↓

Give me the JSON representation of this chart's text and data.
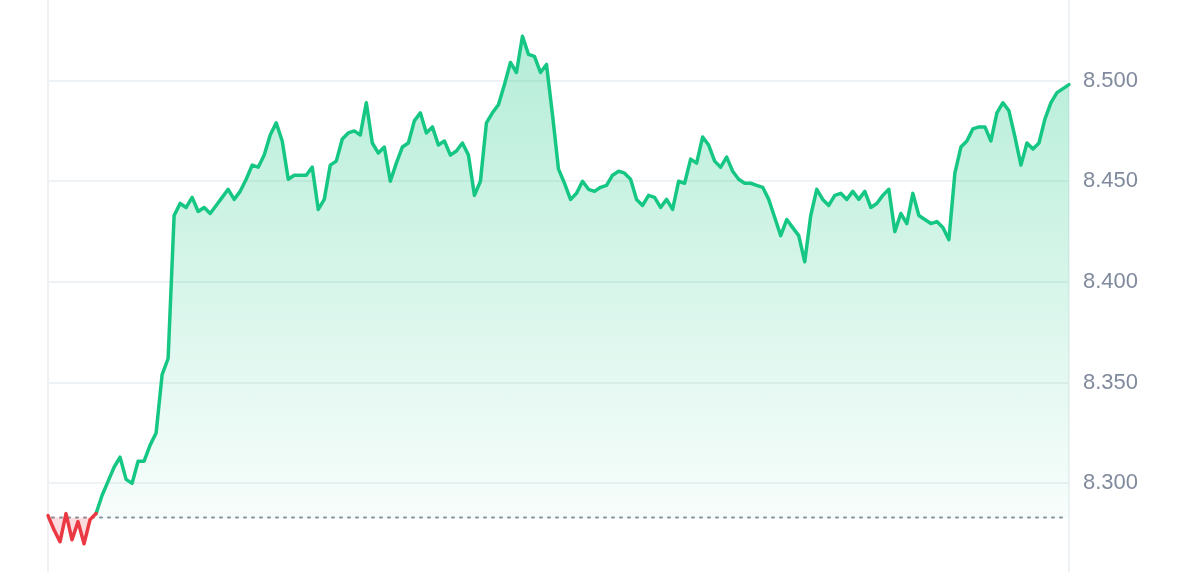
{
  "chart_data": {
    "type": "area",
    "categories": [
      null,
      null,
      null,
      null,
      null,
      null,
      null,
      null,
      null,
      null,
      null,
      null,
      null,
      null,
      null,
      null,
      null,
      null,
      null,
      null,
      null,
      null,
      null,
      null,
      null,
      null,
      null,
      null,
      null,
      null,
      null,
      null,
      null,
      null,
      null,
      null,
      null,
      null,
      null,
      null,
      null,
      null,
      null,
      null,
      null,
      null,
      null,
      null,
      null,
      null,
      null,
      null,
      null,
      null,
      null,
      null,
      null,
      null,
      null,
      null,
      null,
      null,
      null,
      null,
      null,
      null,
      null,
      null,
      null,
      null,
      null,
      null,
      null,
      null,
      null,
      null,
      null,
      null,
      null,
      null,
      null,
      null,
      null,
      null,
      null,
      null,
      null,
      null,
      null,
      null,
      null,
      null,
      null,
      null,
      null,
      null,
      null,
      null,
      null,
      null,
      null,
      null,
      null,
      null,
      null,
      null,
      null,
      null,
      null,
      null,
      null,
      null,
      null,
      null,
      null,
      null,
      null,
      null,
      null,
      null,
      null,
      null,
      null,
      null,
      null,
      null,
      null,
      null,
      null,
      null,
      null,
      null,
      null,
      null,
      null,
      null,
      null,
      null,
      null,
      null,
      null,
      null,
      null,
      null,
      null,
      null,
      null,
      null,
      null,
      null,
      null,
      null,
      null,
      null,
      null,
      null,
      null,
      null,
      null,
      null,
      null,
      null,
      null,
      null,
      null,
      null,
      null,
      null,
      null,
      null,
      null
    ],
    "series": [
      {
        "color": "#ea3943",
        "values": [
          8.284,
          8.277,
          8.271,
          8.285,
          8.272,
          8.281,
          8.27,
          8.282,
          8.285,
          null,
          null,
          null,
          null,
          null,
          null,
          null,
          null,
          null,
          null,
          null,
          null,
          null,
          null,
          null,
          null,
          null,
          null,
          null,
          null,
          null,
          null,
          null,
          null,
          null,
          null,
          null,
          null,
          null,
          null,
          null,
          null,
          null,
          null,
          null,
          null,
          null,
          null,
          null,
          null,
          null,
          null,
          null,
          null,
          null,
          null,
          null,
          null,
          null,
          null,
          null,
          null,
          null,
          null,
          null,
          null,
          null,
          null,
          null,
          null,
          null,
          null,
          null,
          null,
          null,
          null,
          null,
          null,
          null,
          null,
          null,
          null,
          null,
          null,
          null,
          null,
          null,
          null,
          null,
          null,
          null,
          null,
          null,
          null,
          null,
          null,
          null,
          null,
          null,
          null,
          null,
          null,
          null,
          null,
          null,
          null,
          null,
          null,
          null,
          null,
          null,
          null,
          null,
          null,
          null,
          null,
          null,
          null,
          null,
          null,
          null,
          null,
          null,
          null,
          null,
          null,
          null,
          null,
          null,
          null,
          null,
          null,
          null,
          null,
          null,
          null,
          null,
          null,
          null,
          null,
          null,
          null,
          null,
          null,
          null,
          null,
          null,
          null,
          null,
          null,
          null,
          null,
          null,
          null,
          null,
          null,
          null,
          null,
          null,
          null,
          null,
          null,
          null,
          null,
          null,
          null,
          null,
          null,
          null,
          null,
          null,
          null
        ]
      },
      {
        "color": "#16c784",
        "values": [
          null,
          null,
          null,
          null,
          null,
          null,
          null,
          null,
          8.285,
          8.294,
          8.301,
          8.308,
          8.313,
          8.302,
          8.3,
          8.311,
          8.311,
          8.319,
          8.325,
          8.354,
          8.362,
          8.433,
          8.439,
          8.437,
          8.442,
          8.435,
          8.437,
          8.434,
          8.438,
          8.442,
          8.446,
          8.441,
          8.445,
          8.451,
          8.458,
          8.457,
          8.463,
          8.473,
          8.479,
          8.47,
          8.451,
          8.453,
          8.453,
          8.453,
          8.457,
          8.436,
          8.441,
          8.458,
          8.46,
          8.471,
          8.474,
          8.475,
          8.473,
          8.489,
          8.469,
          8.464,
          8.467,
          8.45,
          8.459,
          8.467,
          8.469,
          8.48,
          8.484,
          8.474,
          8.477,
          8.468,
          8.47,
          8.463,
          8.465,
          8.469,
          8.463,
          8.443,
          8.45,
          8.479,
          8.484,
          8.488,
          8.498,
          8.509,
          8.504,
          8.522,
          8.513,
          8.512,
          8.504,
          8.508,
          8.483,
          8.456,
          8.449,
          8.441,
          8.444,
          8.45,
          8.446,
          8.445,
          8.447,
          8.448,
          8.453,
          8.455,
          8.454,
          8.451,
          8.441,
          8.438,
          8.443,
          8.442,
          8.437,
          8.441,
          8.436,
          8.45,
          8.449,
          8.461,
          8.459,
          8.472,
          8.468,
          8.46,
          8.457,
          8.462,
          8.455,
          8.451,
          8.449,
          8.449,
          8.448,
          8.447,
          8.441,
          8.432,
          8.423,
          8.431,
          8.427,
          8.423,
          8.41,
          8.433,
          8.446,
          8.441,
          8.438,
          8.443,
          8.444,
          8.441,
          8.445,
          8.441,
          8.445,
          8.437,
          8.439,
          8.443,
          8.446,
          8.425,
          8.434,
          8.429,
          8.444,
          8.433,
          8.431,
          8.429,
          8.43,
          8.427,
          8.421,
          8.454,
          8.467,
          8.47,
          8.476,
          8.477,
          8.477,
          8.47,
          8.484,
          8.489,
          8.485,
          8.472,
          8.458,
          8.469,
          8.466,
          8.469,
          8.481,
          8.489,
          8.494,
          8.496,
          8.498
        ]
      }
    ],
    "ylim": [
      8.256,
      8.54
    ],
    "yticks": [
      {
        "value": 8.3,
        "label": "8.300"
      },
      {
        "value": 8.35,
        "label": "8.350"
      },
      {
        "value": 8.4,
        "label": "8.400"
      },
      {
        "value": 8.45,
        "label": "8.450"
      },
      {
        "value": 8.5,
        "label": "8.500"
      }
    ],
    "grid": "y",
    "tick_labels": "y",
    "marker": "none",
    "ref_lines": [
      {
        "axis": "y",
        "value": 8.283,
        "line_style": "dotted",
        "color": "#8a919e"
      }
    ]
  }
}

↑

Given problem | Leave out the pictures and give the listing above again exactly.

Full response |
Give me the JSON representation of this chart's text and data.
{
  "chart_data": {
    "type": "area",
    "categories": [
      null,
      null,
      null,
      null,
      null,
      null,
      null,
      null,
      null,
      null,
      null,
      null,
      null,
      null,
      null,
      null,
      null,
      null,
      null,
      null,
      null,
      null,
      null,
      null,
      null,
      null,
      null,
      null,
      null,
      null,
      null,
      null,
      null,
      null,
      null,
      null,
      null,
      null,
      null,
      null,
      null,
      null,
      null,
      null,
      null,
      null,
      null,
      null,
      null,
      null,
      null,
      null,
      null,
      null,
      null,
      null,
      null,
      null,
      null,
      null,
      null,
      null,
      null,
      null,
      null,
      null,
      null,
      null,
      null,
      null,
      null,
      null,
      null,
      null,
      null,
      null,
      null,
      null,
      null,
      null,
      null,
      null,
      null,
      null,
      null,
      null,
      null,
      null,
      null,
      null,
      null,
      null,
      null,
      null,
      null,
      null,
      null,
      null,
      null,
      null,
      null,
      null,
      null,
      null,
      null,
      null,
      null,
      null,
      null,
      null,
      null,
      null,
      null,
      null,
      null,
      null,
      null,
      null,
      null,
      null,
      null,
      null,
      null,
      null,
      null,
      null,
      null,
      null,
      null,
      null,
      null,
      null,
      null,
      null,
      null,
      null,
      null,
      null,
      null,
      null,
      null,
      null,
      null,
      null,
      null,
      null,
      null,
      null,
      null,
      null,
      null,
      null,
      null,
      null,
      null,
      null,
      null,
      null,
      null,
      null,
      null,
      null,
      null,
      null,
      null,
      null,
      null,
      null,
      null,
      null,
      null
    ],
    "series": [
      {
        "color": "#ea3943",
        "values": [
          8.284,
          8.277,
          8.271,
          8.285,
          8.272,
          8.281,
          8.27,
          8.282,
          8.285,
          null,
          null,
          null,
          null,
          null,
          null,
          null,
          null,
          null,
          null,
          null,
          null,
          null,
          null,
          null,
          null,
          null,
          null,
          null,
          null,
          null,
          null,
          null,
          null,
          null,
          null,
          null,
          null,
          null,
          null,
          null,
          null,
          null,
          null,
          null,
          null,
          null,
          null,
          null,
          null,
          null,
          null,
          null,
          null,
          null,
          null,
          null,
          null,
          null,
          null,
          null,
          null,
          null,
          null,
          null,
          null,
          null,
          null,
          null,
          null,
          null,
          null,
          null,
          null,
          null,
          null,
          null,
          null,
          null,
          null,
          null,
          null,
          null,
          null,
          null,
          null,
          null,
          null,
          null,
          null,
          null,
          null,
          null,
          null,
          null,
          null,
          null,
          null,
          null,
          null,
          null,
          null,
          null,
          null,
          null,
          null,
          null,
          null,
          null,
          null,
          null,
          null,
          null,
          null,
          null,
          null,
          null,
          null,
          null,
          null,
          null,
          null,
          null,
          null,
          null,
          null,
          null,
          null,
          null,
          null,
          null,
          null,
          null,
          null,
          null,
          null,
          null,
          null,
          null,
          null,
          null,
          null,
          null,
          null,
          null,
          null,
          null,
          null,
          null,
          null,
          null,
          null,
          null,
          null,
          null,
          null,
          null,
          null,
          null,
          null,
          null,
          null,
          null,
          null,
          null,
          null,
          null,
          null,
          null,
          null,
          null,
          null
        ]
      },
      {
        "color": "#16c784",
        "values": [
          null,
          null,
          null,
          null,
          null,
          null,
          null,
          null,
          8.285,
          8.294,
          8.301,
          8.308,
          8.313,
          8.302,
          8.3,
          8.311,
          8.311,
          8.319,
          8.325,
          8.354,
          8.362,
          8.433,
          8.439,
          8.437,
          8.442,
          8.435,
          8.437,
          8.434,
          8.438,
          8.442,
          8.446,
          8.441,
          8.445,
          8.451,
          8.458,
          8.457,
          8.463,
          8.473,
          8.479,
          8.47,
          8.451,
          8.453,
          8.453,
          8.453,
          8.457,
          8.436,
          8.441,
          8.458,
          8.46,
          8.471,
          8.474,
          8.475,
          8.473,
          8.489,
          8.469,
          8.464,
          8.467,
          8.45,
          8.459,
          8.467,
          8.469,
          8.48,
          8.484,
          8.474,
          8.477,
          8.468,
          8.47,
          8.463,
          8.465,
          8.469,
          8.463,
          8.443,
          8.45,
          8.479,
          8.484,
          8.488,
          8.498,
          8.509,
          8.504,
          8.522,
          8.513,
          8.512,
          8.504,
          8.508,
          8.483,
          8.456,
          8.449,
          8.441,
          8.444,
          8.45,
          8.446,
          8.445,
          8.447,
          8.448,
          8.453,
          8.455,
          8.454,
          8.451,
          8.441,
          8.438,
          8.443,
          8.442,
          8.437,
          8.441,
          8.436,
          8.45,
          8.449,
          8.461,
          8.459,
          8.472,
          8.468,
          8.46,
          8.457,
          8.462,
          8.455,
          8.451,
          8.449,
          8.449,
          8.448,
          8.447,
          8.441,
          8.432,
          8.423,
          8.431,
          8.427,
          8.423,
          8.41,
          8.433,
          8.446,
          8.441,
          8.438,
          8.443,
          8.444,
          8.441,
          8.445,
          8.441,
          8.445,
          8.437,
          8.439,
          8.443,
          8.446,
          8.425,
          8.434,
          8.429,
          8.444,
          8.433,
          8.431,
          8.429,
          8.43,
          8.427,
          8.421,
          8.454,
          8.467,
          8.47,
          8.476,
          8.477,
          8.477,
          8.47,
          8.484,
          8.489,
          8.485,
          8.472,
          8.458,
          8.469,
          8.466,
          8.469,
          8.481,
          8.489,
          8.494,
          8.496,
          8.498
        ]
      }
    ],
    "ylim": [
      8.256,
      8.54
    ],
    "yticks": [
      {
        "value": 8.3,
        "label": "8.300"
      },
      {
        "value": 8.35,
        "label": "8.350"
      },
      {
        "value": 8.4,
        "label": "8.400"
      },
      {
        "value": 8.45,
        "label": "8.450"
      },
      {
        "value": 8.5,
        "label": "8.500"
      }
    ],
    "grid": "y",
    "tick_labels": "y",
    "marker": "none",
    "ref_lines": [
      {
        "axis": "y",
        "value": 8.283,
        "line_style": "dotted",
        "color": "#8a919e"
      }
    ]
  }
}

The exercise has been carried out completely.